Write out the entries again exactly as they are given.

::: Information supplied

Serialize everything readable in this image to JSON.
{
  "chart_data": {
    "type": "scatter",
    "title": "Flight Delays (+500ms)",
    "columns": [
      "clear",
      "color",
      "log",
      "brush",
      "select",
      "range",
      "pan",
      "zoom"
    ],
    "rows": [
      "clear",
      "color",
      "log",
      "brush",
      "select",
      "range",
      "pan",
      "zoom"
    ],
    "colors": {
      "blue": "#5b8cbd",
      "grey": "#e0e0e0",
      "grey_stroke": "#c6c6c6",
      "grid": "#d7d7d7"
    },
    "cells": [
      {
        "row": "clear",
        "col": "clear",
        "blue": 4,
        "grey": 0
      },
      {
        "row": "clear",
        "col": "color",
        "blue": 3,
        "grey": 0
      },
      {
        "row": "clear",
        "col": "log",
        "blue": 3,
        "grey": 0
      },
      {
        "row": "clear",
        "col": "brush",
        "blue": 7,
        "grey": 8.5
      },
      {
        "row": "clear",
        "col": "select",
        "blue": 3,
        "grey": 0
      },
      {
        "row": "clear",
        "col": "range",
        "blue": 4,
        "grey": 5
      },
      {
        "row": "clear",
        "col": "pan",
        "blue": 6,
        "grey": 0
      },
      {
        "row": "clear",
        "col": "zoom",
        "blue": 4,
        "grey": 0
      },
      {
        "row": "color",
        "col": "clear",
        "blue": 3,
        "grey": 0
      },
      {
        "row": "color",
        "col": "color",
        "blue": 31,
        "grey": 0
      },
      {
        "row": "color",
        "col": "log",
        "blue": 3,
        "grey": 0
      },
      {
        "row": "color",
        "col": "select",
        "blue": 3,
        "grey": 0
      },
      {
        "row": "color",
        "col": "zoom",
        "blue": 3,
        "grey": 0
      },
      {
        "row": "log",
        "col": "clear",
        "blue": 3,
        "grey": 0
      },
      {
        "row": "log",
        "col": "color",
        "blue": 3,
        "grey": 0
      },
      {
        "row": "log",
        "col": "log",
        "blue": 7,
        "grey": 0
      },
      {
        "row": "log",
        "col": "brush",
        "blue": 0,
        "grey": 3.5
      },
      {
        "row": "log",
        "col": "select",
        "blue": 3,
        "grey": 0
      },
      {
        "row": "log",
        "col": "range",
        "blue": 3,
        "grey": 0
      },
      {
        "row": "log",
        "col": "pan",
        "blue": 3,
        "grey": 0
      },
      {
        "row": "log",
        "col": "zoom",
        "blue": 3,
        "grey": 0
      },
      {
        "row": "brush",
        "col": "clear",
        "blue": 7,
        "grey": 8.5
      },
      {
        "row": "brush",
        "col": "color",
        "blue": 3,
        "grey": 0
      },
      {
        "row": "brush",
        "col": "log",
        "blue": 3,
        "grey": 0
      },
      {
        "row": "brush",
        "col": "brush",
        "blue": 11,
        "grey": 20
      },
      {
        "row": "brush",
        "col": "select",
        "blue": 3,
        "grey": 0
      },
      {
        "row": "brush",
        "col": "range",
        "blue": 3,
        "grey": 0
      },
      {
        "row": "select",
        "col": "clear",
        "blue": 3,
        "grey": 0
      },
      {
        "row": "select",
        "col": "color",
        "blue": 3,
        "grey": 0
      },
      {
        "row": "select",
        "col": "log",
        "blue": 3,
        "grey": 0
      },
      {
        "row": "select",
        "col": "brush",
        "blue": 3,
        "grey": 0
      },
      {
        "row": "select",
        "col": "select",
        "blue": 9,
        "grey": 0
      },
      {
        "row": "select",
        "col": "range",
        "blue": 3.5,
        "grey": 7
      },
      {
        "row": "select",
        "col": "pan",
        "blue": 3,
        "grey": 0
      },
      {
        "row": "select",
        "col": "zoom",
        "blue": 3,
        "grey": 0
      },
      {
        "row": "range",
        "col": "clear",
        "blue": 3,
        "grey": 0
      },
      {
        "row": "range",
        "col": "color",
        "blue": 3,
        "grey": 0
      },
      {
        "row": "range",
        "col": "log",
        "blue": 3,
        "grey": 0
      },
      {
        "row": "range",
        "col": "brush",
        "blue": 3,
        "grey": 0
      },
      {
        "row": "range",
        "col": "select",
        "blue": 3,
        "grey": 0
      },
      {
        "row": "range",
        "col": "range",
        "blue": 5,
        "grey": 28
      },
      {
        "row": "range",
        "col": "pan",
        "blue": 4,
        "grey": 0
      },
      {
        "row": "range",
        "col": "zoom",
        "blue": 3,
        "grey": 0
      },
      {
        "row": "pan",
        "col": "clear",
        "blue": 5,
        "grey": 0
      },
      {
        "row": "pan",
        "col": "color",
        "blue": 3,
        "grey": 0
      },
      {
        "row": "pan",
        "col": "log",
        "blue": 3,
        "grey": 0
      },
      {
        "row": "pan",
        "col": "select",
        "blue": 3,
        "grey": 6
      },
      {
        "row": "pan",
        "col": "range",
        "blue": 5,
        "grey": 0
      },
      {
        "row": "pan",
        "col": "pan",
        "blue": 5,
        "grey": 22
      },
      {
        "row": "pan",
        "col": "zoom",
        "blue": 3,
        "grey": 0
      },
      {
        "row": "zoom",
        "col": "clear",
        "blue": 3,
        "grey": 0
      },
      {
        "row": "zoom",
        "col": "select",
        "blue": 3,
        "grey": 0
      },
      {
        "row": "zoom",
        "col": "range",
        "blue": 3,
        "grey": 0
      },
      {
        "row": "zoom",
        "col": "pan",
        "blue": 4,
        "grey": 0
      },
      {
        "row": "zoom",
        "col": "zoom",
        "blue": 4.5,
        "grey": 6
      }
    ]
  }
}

::::::

● Result of the exercise:
Serialize everything readable in this image to JSON.
{
  "chart_data": {
    "type": "scatter",
    "title": "Flight Delays (+500ms)",
    "columns": [
      "clear",
      "color",
      "log",
      "brush",
      "select",
      "range",
      "pan",
      "zoom"
    ],
    "rows": [
      "clear",
      "color",
      "log",
      "brush",
      "select",
      "range",
      "pan",
      "zoom"
    ],
    "colors": {
      "blue": "#5b8cbd",
      "grey": "#e0e0e0",
      "grey_stroke": "#c6c6c6",
      "grid": "#d7d7d7"
    },
    "cells": [
      {
        "row": "clear",
        "col": "clear",
        "blue": 4,
        "grey": 0
      },
      {
        "row": "clear",
        "col": "color",
        "blue": 3,
        "grey": 0
      },
      {
        "row": "clear",
        "col": "log",
        "blue": 3,
        "grey": 0
      },
      {
        "row": "clear",
        "col": "brush",
        "blue": 7,
        "grey": 8.5
      },
      {
        "row": "clear",
        "col": "select",
        "blue": 3,
        "grey": 0
      },
      {
        "row": "clear",
        "col": "range",
        "blue": 4,
        "grey": 5
      },
      {
        "row": "clear",
        "col": "pan",
        "blue": 6,
        "grey": 0
      },
      {
        "row": "clear",
        "col": "zoom",
        "blue": 4,
        "grey": 0
      },
      {
        "row": "color",
        "col": "clear",
        "blue": 3,
        "grey": 0
      },
      {
        "row": "color",
        "col": "color",
        "blue": 31,
        "grey": 0
      },
      {
        "row": "color",
        "col": "log",
        "blue": 3,
        "grey": 0
      },
      {
        "row": "color",
        "col": "select",
        "blue": 3,
        "grey": 0
      },
      {
        "row": "color",
        "col": "zoom",
        "blue": 3,
        "grey": 0
      },
      {
        "row": "log",
        "col": "clear",
        "blue": 3,
        "grey": 0
      },
      {
        "row": "log",
        "col": "color",
        "blue": 3,
        "grey": 0
      },
      {
        "row": "log",
        "col": "log",
        "blue": 7,
        "grey": 0
      },
      {
        "row": "log",
        "col": "brush",
        "blue": 0,
        "grey": 3.5
      },
      {
        "row": "log",
        "col": "select",
        "blue": 3,
        "grey": 0
      },
      {
        "row": "log",
        "col": "range",
        "blue": 3,
        "grey": 0
      },
      {
        "row": "log",
        "col": "pan",
        "blue": 3,
        "grey": 0
      },
      {
        "row": "log",
        "col": "zoom",
        "blue": 3,
        "grey": 0
      },
      {
        "row": "brush",
        "col": "clear",
        "blue": 7,
        "grey": 8.5
      },
      {
        "row": "brush",
        "col": "color",
        "blue": 3,
        "grey": 0
      },
      {
        "row": "brush",
        "col": "log",
        "blue": 3,
        "grey": 0
      },
      {
        "row": "brush",
        "col": "brush",
        "blue": 11,
        "grey": 20
      },
      {
        "row": "brush",
        "col": "select",
        "blue": 3,
        "grey": 0
      },
      {
        "row": "brush",
        "col": "range",
        "blue": 3,
        "grey": 0
      },
      {
        "row": "select",
        "col": "clear",
        "blue": 3,
        "grey": 0
      },
      {
        "row": "select",
        "col": "color",
        "blue": 3,
        "grey": 0
      },
      {
        "row": "select",
        "col": "log",
        "blue": 3,
        "grey": 0
      },
      {
        "row": "select",
        "col": "brush",
        "blue": 3,
        "grey": 0
      },
      {
        "row": "select",
        "col": "select",
        "blue": 9,
        "grey": 0
      },
      {
        "row": "select",
        "col": "range",
        "blue": 3.5,
        "grey": 7
      },
      {
        "row": "select",
        "col": "pan",
        "blue": 3,
        "grey": 0
      },
      {
        "row": "select",
        "col": "zoom",
        "blue": 3,
        "grey": 0
      },
      {
        "row": "range",
        "col": "clear",
        "blue": 3,
        "grey": 0
      },
      {
        "row": "range",
        "col": "color",
        "blue": 3,
        "grey": 0
      },
      {
        "row": "range",
        "col": "log",
        "blue": 3,
        "grey": 0
      },
      {
        "row": "range",
        "col": "brush",
        "blue": 3,
        "grey": 0
      },
      {
        "row": "range",
        "col": "select",
        "blue": 3,
        "grey": 0
      },
      {
        "row": "range",
        "col": "range",
        "blue": 5,
        "grey": 28
      },
      {
        "row": "range",
        "col": "pan",
        "blue": 4,
        "grey": 0
      },
      {
        "row": "range",
        "col": "zoom",
        "blue": 3,
        "grey": 0
      },
      {
        "row": "pan",
        "col": "clear",
        "blue": 5,
        "grey": 0
      },
      {
        "row": "pan",
        "col": "color",
        "blue": 3,
        "grey": 0
      },
      {
        "row": "pan",
        "col": "log",
        "blue": 3,
        "grey": 0
      },
      {
        "row": "pan",
        "col": "select",
        "blue": 3,
        "grey": 6
      },
      {
        "row": "pan",
        "col": "range",
        "blue": 5,
        "grey": 0
      },
      {
        "row": "pan",
        "col": "pan",
        "blue": 5,
        "grey": 22
      },
      {
        "row": "pan",
        "col": "zoom",
        "blue": 3,
        "grey": 0
      },
      {
        "row": "zoom",
        "col": "clear",
        "blue": 3,
        "grey": 0
      },
      {
        "row": "zoom",
        "col": "select",
        "blue": 3,
        "grey": 0
      },
      {
        "row": "zoom",
        "col": "range",
        "blue": 3,
        "grey": 0
      },
      {
        "row": "zoom",
        "col": "pan",
        "blue": 4,
        "grey": 0
      },
      {
        "row": "zoom",
        "col": "zoom",
        "blue": 4.5,
        "grey": 6
      }
    ]
  }
}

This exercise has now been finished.